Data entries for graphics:
================================

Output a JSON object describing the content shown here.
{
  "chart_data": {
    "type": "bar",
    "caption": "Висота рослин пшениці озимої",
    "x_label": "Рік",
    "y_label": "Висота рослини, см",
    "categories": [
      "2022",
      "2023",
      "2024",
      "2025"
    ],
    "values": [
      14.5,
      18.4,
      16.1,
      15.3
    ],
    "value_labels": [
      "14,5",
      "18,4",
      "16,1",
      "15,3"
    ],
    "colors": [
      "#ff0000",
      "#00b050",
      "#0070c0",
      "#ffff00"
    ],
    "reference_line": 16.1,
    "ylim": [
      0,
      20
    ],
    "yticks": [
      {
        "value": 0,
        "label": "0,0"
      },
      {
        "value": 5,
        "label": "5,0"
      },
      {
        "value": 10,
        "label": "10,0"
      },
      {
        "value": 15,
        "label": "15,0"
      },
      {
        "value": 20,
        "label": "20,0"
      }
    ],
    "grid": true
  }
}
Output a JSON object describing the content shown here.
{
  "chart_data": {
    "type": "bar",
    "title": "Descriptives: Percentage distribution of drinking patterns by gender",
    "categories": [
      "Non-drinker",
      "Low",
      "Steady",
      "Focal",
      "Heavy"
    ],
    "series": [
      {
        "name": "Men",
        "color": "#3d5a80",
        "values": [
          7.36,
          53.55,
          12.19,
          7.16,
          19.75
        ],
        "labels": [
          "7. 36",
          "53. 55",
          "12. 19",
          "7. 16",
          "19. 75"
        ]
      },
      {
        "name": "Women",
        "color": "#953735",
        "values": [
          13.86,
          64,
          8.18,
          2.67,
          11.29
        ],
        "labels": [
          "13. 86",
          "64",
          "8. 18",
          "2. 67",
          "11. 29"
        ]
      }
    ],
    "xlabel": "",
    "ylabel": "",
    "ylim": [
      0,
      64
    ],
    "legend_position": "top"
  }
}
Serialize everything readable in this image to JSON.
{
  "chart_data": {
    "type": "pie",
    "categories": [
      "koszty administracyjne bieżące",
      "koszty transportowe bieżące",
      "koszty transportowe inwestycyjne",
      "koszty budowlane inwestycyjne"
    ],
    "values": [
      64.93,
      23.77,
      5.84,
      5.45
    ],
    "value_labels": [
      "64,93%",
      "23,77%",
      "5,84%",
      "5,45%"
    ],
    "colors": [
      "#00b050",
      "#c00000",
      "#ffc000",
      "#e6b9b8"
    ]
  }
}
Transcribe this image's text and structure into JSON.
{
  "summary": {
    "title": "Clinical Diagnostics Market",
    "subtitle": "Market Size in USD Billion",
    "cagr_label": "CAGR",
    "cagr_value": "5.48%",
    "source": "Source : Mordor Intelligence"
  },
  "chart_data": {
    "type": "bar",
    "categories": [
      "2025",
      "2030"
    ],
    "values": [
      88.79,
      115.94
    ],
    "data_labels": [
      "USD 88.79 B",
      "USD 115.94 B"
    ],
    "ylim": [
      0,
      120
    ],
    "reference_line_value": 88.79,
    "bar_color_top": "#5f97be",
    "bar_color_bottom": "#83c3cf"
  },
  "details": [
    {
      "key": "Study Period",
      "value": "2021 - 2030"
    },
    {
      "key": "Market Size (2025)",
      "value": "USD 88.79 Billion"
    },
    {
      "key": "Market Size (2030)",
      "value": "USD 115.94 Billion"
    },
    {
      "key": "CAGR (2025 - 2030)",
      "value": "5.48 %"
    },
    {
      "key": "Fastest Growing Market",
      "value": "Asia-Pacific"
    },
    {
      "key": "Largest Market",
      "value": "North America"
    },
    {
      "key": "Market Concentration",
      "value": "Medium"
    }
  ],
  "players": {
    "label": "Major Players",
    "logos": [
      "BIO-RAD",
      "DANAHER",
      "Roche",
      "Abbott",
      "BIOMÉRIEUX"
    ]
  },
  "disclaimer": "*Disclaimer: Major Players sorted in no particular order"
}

================================

Pick out the lines containing the word "this" and show them.

Serialize everything readable in this image to JSON.
Transcribe this image's text and structure into JSON.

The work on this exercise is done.